TEKS BACAAN
^^^^^^^^
Apa Itu Pemandian Rupang?
Pemandian rupang adalah ritual tradisional dalam perayaan Waisak yang memiliki nilai simbolik tinggi.
Rupang sendiri merujuk pada patung Sang Buddha, dan dalam konteks Waisak biasanya berupa patung kecil bayi Siddhartha Gautama.
Tindakan menyiramkan air bunga melambangkan tekad umat untuk membersihkan batin dari hal-hal negatif seperti kemarahan, iri hati, dan keserakahan.
Tradisi ini mengakar sejak zaman dahulu dan terus dijaga keberlangsungannya hingga kini.
Prosesi ini juga mengingatkan umat pada momen suci kelahiran Sang Buddha yang, menurut kitab suci, langsung berjalan tujuh langkah dan menyampaikan pesan pencerahan bagi dunia.
Dengan suasana yang tenang, aroma dupa yang harum, serta lantunan parita (doa-doa) yang menggema, perayaan Waisak di Vihara Vajra Bumi Kertayuga berlangsung penuh keheningan dan kedamaian.
Ini menjadi pengingat bagi semua umat, bahwa dalam dunia yang penuh kesibukan dan hiruk-pikuk, sesekali kita perlu kembali ke dalam diri, membersihkan hati, dan menumbuhkan kebijaksanaan.
^^^^^^^^
Kumpulan entri data

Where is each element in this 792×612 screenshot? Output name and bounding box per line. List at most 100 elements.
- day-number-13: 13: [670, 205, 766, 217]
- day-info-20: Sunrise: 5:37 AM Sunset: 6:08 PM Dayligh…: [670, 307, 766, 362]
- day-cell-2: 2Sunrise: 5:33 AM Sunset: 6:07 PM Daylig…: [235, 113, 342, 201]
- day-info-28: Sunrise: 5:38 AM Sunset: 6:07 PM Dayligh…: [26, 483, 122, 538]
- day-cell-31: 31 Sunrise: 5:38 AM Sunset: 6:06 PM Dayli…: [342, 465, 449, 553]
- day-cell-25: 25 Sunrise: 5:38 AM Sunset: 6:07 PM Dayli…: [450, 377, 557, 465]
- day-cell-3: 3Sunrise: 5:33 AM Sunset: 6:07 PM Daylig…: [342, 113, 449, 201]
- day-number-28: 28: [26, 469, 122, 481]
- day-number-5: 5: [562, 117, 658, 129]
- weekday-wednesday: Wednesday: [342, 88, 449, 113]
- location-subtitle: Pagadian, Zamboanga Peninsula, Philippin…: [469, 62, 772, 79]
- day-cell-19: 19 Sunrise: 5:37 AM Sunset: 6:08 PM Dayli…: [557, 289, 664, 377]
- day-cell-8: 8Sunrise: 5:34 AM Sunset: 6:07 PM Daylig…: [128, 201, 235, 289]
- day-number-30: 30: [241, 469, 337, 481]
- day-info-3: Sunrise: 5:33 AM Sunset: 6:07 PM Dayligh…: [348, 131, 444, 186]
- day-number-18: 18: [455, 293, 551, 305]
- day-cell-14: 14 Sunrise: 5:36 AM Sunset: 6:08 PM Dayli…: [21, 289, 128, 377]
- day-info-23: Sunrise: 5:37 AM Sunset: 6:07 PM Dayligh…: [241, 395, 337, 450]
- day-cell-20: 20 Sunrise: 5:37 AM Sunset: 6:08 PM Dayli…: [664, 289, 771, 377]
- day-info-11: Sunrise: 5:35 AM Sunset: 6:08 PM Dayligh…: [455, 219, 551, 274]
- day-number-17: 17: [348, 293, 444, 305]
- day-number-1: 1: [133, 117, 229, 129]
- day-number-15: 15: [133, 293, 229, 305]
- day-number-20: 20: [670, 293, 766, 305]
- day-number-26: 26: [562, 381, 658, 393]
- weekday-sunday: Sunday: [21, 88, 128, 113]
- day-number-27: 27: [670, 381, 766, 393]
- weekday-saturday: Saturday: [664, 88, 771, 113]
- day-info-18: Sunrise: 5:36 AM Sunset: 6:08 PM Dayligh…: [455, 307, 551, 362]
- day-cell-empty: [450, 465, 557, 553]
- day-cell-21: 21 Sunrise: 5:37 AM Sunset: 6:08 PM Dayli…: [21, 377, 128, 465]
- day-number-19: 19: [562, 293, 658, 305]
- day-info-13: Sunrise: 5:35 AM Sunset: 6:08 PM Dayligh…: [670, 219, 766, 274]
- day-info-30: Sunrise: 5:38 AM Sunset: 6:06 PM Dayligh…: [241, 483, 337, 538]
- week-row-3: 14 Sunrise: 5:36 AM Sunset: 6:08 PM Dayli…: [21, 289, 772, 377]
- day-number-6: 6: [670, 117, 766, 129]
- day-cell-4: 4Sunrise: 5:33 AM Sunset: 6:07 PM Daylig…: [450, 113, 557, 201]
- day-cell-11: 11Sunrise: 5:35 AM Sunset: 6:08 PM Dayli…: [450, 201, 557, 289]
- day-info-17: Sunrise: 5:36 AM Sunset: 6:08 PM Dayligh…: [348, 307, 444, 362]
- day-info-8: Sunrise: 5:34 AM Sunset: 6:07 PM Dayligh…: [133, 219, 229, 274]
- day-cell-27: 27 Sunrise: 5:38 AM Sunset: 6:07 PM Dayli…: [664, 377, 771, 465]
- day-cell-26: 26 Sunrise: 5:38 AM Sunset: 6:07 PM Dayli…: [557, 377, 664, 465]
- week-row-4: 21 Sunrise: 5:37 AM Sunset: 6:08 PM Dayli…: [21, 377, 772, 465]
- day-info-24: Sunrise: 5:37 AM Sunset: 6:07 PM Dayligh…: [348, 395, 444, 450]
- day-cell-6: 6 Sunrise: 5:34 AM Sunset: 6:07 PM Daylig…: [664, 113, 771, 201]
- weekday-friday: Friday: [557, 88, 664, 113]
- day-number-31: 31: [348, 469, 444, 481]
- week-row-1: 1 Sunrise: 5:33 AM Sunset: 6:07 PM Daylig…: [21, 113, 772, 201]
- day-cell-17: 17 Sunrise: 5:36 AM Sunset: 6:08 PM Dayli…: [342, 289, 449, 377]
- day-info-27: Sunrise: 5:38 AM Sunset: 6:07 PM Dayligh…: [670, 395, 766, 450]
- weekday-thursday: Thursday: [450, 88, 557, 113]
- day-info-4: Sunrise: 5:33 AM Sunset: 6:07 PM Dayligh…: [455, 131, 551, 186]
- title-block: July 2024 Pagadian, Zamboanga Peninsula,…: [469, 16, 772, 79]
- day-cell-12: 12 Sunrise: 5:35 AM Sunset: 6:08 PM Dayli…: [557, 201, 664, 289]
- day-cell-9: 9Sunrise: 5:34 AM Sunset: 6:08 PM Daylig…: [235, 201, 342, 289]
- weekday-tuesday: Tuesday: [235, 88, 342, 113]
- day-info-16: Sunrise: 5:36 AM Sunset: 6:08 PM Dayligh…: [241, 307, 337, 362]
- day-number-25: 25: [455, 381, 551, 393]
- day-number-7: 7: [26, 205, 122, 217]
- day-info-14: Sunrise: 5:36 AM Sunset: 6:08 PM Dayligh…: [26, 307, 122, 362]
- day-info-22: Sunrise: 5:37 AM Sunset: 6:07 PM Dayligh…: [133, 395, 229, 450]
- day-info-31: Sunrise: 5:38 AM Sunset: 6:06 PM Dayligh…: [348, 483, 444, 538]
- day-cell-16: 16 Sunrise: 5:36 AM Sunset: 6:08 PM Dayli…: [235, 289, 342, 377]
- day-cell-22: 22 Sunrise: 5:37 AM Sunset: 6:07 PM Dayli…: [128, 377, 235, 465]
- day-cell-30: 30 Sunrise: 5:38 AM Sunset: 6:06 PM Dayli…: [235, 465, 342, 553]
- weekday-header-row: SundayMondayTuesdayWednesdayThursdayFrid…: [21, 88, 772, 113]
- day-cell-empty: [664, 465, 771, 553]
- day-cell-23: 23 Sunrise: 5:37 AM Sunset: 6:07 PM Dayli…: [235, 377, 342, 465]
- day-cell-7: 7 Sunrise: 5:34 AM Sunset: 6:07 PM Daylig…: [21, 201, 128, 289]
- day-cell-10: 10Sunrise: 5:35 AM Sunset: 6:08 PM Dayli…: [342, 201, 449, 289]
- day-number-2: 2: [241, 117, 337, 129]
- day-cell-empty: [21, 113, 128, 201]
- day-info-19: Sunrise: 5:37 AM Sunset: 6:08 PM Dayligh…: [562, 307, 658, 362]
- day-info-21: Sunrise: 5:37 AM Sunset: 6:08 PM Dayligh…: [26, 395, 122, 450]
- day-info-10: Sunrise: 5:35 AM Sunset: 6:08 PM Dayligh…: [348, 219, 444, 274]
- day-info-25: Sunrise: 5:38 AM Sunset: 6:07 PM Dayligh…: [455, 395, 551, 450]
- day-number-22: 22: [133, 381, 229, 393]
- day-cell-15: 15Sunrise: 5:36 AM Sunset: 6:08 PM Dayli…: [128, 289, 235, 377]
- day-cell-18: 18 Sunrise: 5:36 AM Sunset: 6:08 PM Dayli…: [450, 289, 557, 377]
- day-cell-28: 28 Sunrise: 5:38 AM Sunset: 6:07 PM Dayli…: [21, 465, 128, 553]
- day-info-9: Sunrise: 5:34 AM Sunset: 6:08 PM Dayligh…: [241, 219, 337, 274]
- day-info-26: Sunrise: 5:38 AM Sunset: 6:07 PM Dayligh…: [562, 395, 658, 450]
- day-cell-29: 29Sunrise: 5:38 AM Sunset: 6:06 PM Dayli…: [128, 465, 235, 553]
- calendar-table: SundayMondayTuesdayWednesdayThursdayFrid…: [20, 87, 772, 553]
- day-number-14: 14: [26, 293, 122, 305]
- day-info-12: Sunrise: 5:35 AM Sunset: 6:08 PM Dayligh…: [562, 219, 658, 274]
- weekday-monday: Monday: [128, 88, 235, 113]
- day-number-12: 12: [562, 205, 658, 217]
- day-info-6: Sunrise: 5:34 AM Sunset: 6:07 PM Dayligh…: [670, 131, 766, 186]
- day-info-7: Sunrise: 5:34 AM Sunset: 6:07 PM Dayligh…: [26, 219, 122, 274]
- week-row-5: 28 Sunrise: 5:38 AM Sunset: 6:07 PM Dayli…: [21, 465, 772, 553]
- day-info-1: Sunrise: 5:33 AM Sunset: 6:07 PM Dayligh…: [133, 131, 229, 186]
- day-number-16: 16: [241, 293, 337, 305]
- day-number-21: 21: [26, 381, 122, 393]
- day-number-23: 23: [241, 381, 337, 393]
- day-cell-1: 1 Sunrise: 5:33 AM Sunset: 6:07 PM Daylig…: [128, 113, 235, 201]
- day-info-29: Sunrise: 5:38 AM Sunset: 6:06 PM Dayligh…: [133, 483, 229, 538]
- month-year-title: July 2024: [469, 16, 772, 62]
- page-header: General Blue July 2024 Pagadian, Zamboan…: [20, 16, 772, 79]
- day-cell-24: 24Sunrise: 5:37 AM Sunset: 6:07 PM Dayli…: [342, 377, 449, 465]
^^^^^^^^
SOAL LATIHAN
Menurut bacaan tentang pemandian rupang, apa makna tindakan menyiramkan air bunga?

SOAL TERJAWAB
Tindakan itu melambangkan tekad umat untuk membersihkan batin dari hal-hal negatif seperti kemarahan, iri hati, dan keserakahan.